◆ **Short problem**: Print every line of the items below verbatim, leaving nothing out and changing nothing.
START Listed records
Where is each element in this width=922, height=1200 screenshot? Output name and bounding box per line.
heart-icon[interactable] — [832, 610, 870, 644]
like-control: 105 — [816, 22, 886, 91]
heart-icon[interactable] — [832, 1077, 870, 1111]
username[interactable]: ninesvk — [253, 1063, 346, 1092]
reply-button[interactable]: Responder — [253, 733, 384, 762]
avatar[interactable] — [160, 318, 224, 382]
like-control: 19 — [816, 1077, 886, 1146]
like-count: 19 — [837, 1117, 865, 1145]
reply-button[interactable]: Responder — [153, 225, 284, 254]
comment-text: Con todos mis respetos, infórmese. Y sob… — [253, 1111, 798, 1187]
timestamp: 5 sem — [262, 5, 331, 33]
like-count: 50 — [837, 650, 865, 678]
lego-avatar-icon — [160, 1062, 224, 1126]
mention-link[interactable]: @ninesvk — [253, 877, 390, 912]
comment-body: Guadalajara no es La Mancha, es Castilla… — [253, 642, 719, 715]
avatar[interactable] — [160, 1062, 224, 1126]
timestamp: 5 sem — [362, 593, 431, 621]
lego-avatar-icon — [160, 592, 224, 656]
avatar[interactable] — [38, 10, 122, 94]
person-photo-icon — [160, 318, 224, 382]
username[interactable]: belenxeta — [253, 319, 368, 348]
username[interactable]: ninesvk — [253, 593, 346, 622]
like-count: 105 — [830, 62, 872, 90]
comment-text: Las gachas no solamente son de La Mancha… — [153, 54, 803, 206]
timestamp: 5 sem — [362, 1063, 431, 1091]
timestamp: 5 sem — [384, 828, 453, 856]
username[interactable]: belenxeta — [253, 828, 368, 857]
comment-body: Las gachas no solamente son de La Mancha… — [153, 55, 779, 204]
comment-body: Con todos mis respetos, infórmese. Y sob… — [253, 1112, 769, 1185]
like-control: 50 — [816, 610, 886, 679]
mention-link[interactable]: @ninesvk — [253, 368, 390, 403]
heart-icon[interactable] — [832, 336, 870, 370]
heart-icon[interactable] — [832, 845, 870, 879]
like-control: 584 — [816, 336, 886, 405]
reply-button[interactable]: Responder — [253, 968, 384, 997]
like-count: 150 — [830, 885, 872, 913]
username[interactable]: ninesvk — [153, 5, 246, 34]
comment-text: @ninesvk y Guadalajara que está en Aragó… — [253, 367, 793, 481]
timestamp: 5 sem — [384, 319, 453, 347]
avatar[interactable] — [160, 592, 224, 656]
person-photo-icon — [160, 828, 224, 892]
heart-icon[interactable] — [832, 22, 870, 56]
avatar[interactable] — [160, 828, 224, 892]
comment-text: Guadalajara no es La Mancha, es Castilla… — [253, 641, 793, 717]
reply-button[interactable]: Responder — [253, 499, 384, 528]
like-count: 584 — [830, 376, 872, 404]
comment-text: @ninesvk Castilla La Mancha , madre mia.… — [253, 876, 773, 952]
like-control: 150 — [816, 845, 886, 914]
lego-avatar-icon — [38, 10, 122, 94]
END Listed records
◆ **Reply to the task**:
Where is each element in this width=922, height=1200 screenshot? Output name and bounding box per line.
heart-icon[interactable] — [832, 610, 870, 644]
like-control: 105 — [816, 22, 886, 91]
heart-icon[interactable] — [832, 1077, 870, 1111]
username[interactable]: ninesvk — [253, 1063, 346, 1092]
reply-button[interactable]: Responder — [253, 733, 384, 762]
avatar[interactable] — [160, 318, 224, 382]
like-control: 19 — [816, 1077, 886, 1146]
like-count: 19 — [837, 1117, 865, 1145]
reply-button[interactable]: Responder — [153, 225, 284, 254]
comment-text: Con todos mis respetos, infórmese. Y sob… — [253, 1111, 798, 1187]
timestamp: 5 sem — [262, 5, 331, 33]
like-count: 50 — [837, 650, 865, 678]
lego-avatar-icon — [160, 1062, 224, 1126]
mention-link[interactable]: @ninesvk — [253, 877, 390, 912]
comment-body: Guadalajara no es La Mancha, es Castilla… — [253, 642, 719, 715]
avatar[interactable] — [160, 1062, 224, 1126]
timestamp: 5 sem — [362, 593, 431, 621]
lego-avatar-icon — [160, 592, 224, 656]
avatar[interactable] — [38, 10, 122, 94]
person-photo-icon — [160, 318, 224, 382]
username[interactable]: belenxeta — [253, 319, 368, 348]
username[interactable]: ninesvk — [253, 593, 346, 622]
like-count: 105 — [830, 62, 872, 90]
comment-text: Las gachas no solamente son de La Mancha… — [153, 54, 803, 206]
timestamp: 5 sem — [362, 1063, 431, 1091]
timestamp: 5 sem — [384, 828, 453, 856]
username[interactable]: belenxeta — [253, 828, 368, 857]
comment-body: Las gachas no solamente son de La Mancha… — [153, 55, 779, 204]
comment-body: Con todos mis respetos, infórmese. Y sob… — [253, 1112, 769, 1185]
like-control: 50 — [816, 610, 886, 679]
mention-link[interactable]: @ninesvk — [253, 368, 390, 403]
heart-icon[interactable] — [832, 336, 870, 370]
heart-icon[interactable] — [832, 845, 870, 879]
like-control: 584 — [816, 336, 886, 405]
reply-button[interactable]: Responder — [253, 968, 384, 997]
like-count: 150 — [830, 885, 872, 913]
username[interactable]: ninesvk — [153, 5, 246, 34]
comment-text: @ninesvk y Guadalajara que está en Aragó… — [253, 367, 793, 481]
timestamp: 5 sem — [384, 319, 453, 347]
avatar[interactable] — [160, 592, 224, 656]
person-photo-icon — [160, 828, 224, 892]
heart-icon[interactable] — [832, 22, 870, 56]
avatar[interactable] — [160, 828, 224, 892]
comment-text: Guadalajara no es La Mancha, es Castilla… — [253, 641, 793, 717]
reply-button[interactable]: Responder — [253, 499, 384, 528]
like-count: 584 — [830, 376, 872, 404]
comment-text: @ninesvk Castilla La Mancha , madre mia.… — [253, 876, 773, 952]
like-control: 150 — [816, 845, 886, 914]
lego-avatar-icon — [38, 10, 122, 94]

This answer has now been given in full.